● **Exercise inputs**:

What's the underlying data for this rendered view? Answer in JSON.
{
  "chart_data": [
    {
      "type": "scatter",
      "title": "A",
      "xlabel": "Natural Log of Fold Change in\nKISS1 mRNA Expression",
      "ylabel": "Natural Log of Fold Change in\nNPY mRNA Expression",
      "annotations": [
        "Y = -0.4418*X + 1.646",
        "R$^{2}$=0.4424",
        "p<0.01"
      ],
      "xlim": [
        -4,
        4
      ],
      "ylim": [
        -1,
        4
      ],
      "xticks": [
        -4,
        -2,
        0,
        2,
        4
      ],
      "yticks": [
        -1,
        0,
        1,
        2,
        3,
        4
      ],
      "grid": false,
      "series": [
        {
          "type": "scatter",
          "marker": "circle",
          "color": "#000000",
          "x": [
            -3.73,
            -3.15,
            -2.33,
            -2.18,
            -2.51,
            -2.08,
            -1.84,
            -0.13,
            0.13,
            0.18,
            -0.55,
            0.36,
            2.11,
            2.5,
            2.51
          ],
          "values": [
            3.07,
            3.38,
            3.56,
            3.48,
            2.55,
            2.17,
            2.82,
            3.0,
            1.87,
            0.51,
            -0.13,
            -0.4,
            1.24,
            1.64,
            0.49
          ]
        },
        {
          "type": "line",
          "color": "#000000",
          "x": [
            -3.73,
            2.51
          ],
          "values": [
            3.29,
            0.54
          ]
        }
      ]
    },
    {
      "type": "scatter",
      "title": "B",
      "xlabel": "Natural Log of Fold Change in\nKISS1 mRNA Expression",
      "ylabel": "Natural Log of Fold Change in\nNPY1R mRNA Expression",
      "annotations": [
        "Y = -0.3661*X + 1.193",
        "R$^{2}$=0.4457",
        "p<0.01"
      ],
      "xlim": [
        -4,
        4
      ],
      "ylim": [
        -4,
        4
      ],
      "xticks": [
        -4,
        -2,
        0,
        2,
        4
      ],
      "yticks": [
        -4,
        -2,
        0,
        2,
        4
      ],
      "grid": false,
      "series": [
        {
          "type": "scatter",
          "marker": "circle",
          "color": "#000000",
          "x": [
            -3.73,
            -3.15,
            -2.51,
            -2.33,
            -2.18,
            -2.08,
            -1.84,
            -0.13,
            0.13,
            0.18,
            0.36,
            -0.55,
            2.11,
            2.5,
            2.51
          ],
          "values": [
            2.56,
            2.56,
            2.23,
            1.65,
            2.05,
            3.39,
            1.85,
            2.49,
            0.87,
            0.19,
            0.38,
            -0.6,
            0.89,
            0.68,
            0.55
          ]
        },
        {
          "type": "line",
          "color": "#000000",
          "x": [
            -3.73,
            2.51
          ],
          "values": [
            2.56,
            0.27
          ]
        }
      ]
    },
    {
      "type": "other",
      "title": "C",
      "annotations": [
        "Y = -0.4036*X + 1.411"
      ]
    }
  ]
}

● **Required action**: Produce an identical printout of the material above.

● **Your response**:
What's the underlying data for this rendered view? Answer in JSON.
{
  "chart_data": [
    {
      "type": "scatter",
      "title": "A",
      "xlabel": "Natural Log of Fold Change in\nKISS1 mRNA Expression",
      "ylabel": "Natural Log of Fold Change in\nNPY mRNA Expression",
      "annotations": [
        "Y = -0.4418*X + 1.646",
        "R$^{2}$=0.4424",
        "p<0.01"
      ],
      "xlim": [
        -4,
        4
      ],
      "ylim": [
        -1,
        4
      ],
      "xticks": [
        -4,
        -2,
        0,
        2,
        4
      ],
      "yticks": [
        -1,
        0,
        1,
        2,
        3,
        4
      ],
      "grid": false,
      "series": [
        {
          "type": "scatter",
          "marker": "circle",
          "color": "#000000",
          "x": [
            -3.73,
            -3.15,
            -2.33,
            -2.18,
            -2.51,
            -2.08,
            -1.84,
            -0.13,
            0.13,
            0.18,
            -0.55,
            0.36,
            2.11,
            2.5,
            2.51
          ],
          "values": [
            3.07,
            3.38,
            3.56,
            3.48,
            2.55,
            2.17,
            2.82,
            3.0,
            1.87,
            0.51,
            -0.13,
            -0.4,
            1.24,
            1.64,
            0.49
          ]
        },
        {
          "type": "line",
          "color": "#000000",
          "x": [
            -3.73,
            2.51
          ],
          "values": [
            3.29,
            0.54
          ]
        }
      ]
    },
    {
      "type": "scatter",
      "title": "B",
      "xlabel": "Natural Log of Fold Change in\nKISS1 mRNA Expression",
      "ylabel": "Natural Log of Fold Change in\nNPY1R mRNA Expression",
      "annotations": [
        "Y = -0.3661*X + 1.193",
        "R$^{2}$=0.4457",
        "p<0.01"
      ],
      "xlim": [
        -4,
        4
      ],
      "ylim": [
        -4,
        4
      ],
      "xticks": [
        -4,
        -2,
        0,
        2,
        4
      ],
      "yticks": [
        -4,
        -2,
        0,
        2,
        4
      ],
      "grid": false,
      "series": [
        {
          "type": "scatter",
          "marker": "circle",
          "color": "#000000",
          "x": [
            -3.73,
            -3.15,
            -2.51,
            -2.33,
            -2.18,
            -2.08,
            -1.84,
            -0.13,
            0.13,
            0.18,
            0.36,
            -0.55,
            2.11,
            2.5,
            2.51
          ],
          "values": [
            2.56,
            2.56,
            2.23,
            1.65,
            2.05,
            3.39,
            1.85,
            2.49,
            0.87,
            0.19,
            0.38,
            -0.6,
            0.89,
            0.68,
            0.55
          ]
        },
        {
          "type": "line",
          "color": "#000000",
          "x": [
            -3.73,
            2.51
          ],
          "values": [
            2.56,
            0.27
          ]
        }
      ]
    },
    {
      "type": "other",
      "title": "C",
      "annotations": [
        "Y = -0.4036*X + 1.411"
      ]
    }
  ]
}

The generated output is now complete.